• WHAT IS BEING ASKED: Everything in the listing should be restated word for word.

• GIVEN ENTRIES:
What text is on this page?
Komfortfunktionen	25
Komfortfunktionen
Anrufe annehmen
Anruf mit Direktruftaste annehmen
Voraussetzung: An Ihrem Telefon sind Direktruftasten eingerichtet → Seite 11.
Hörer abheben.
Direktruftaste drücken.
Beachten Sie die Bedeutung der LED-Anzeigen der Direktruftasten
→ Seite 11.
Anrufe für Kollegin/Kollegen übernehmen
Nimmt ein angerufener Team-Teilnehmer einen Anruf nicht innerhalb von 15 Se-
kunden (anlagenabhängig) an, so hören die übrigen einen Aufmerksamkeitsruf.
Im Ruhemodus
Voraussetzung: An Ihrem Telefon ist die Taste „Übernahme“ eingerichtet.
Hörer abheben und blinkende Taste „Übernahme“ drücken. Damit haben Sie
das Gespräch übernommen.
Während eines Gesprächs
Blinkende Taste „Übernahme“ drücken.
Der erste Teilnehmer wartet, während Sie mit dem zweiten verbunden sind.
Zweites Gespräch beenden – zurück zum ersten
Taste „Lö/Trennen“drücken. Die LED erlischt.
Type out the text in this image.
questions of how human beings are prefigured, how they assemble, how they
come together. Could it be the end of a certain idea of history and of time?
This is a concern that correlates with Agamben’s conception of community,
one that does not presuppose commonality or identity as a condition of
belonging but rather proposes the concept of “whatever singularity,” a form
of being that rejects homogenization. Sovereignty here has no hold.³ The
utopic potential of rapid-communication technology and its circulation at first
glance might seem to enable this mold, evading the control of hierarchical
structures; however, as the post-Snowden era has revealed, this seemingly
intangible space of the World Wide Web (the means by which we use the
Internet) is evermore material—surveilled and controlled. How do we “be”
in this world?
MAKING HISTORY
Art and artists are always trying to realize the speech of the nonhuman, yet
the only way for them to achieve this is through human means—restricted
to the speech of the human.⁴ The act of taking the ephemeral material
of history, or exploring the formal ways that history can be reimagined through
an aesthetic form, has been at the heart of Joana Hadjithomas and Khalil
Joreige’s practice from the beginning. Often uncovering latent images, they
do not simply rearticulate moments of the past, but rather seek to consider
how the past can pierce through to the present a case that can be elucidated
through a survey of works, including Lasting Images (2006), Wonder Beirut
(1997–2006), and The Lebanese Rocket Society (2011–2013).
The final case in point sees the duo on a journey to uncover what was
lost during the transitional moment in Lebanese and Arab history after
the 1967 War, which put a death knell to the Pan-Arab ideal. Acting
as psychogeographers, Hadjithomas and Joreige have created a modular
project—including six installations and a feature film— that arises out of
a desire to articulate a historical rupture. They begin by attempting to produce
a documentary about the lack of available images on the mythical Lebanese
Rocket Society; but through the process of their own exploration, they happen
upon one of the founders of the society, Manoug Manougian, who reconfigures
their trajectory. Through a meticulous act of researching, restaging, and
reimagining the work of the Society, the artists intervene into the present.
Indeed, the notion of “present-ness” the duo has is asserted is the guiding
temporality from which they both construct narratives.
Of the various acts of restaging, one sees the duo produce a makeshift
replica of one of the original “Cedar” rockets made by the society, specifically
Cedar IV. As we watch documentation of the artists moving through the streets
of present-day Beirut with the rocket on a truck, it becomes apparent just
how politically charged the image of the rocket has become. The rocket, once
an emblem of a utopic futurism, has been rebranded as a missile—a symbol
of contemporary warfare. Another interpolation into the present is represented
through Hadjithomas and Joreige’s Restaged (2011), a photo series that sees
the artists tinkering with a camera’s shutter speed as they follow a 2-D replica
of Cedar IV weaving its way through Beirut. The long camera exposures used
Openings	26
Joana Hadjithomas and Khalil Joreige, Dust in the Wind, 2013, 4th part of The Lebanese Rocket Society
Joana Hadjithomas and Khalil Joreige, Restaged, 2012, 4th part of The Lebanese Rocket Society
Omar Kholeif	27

• SOLUTION FOR THIS EXERCISE:
What text is on this page?
Komfortfunktionen	25
Komfortfunktionen
Anrufe annehmen
Anruf mit Direktruftaste annehmen
Voraussetzung: An Ihrem Telefon sind Direktruftasten eingerichtet → Seite 11.
Hörer abheben.
Direktruftaste drücken.
Beachten Sie die Bedeutung der LED-Anzeigen der Direktruftasten
→ Seite 11.
Anrufe für Kollegin/Kollegen übernehmen
Nimmt ein angerufener Team-Teilnehmer einen Anruf nicht innerhalb von 15 Se-
kunden (anlagenabhängig) an, so hören die übrigen einen Aufmerksamkeitsruf.
Im Ruhemodus
Voraussetzung: An Ihrem Telefon ist die Taste „Übernahme“ eingerichtet.
Hörer abheben und blinkende Taste „Übernahme“ drücken. Damit haben Sie
das Gespräch übernommen.
Während eines Gesprächs
Blinkende Taste „Übernahme“ drücken.
Der erste Teilnehmer wartet, während Sie mit dem zweiten verbunden sind.
Zweites Gespräch beenden – zurück zum ersten
Taste „Lö/Trennen“drücken. Die LED erlischt.
Type out the text in this image.
questions of how human beings are prefigured, how they assemble, how they
come together. Could it be the end of a certain idea of history and of time?
This is a concern that correlates with Agamben’s conception of community,
one that does not presuppose commonality or identity as a condition of
belonging but rather proposes the concept of “whatever singularity,” a form
of being that rejects homogenization. Sovereignty here has no hold.³ The
utopic potential of rapid-communication technology and its circulation at first
glance might seem to enable this mold, evading the control of hierarchical
structures; however, as the post-Snowden era has revealed, this seemingly
intangible space of the World Wide Web (the means by which we use the
Internet) is evermore material—surveilled and controlled. How do we “be”
in this world?
MAKING HISTORY
Art and artists are always trying to realize the speech of the nonhuman, yet
the only way for them to achieve this is through human means—restricted
to the speech of the human.⁴ The act of taking the ephemeral material
of history, or exploring the formal ways that history can be reimagined through
an aesthetic form, has been at the heart of Joana Hadjithomas and Khalil
Joreige’s practice from the beginning. Often uncovering latent images, they
do not simply rearticulate moments of the past, but rather seek to consider
how the past can pierce through to the present a case that can be elucidated
through a survey of works, including Lasting Images (2006), Wonder Beirut
(1997–2006), and The Lebanese Rocket Society (2011–2013).
The final case in point sees the duo on a journey to uncover what was
lost during the transitional moment in Lebanese and Arab history after
the 1967 War, which put a death knell to the Pan-Arab ideal. Acting
as psychogeographers, Hadjithomas and Joreige have created a modular
project—including six installations and a feature film— that arises out of
a desire to articulate a historical rupture. They begin by attempting to produce
a documentary about the lack of available images on the mythical Lebanese
Rocket Society; but through the process of their own exploration, they happen
upon one of the founders of the society, Manoug Manougian, who reconfigures
their trajectory. Through a meticulous act of researching, restaging, and
reimagining the work of the Society, the artists intervene into the present.
Indeed, the notion of “present-ness” the duo has is asserted is the guiding
temporality from which they both construct narratives.
Of the various acts of restaging, one sees the duo produce a makeshift
replica of one of the original “Cedar” rockets made by the society, specifically
Cedar IV. As we watch documentation of the artists moving through the streets
of present-day Beirut with the rocket on a truck, it becomes apparent just
how politically charged the image of the rocket has become. The rocket, once
an emblem of a utopic futurism, has been rebranded as a missile—a symbol
of contemporary warfare. Another interpolation into the present is represented
through Hadjithomas and Joreige’s Restaged (2011), a photo series that sees
the artists tinkering with a camera’s shutter speed as they follow a 2-D replica
of Cedar IV weaving its way through Beirut. The long camera exposures used
Openings	26
Joana Hadjithomas and Khalil Joreige, Dust in the Wind, 2013, 4th part of The Lebanese Rocket Society
Joana Hadjithomas and Khalil Joreige, Restaged, 2012, 4th part of The Lebanese Rocket Society
Omar Kholeif	27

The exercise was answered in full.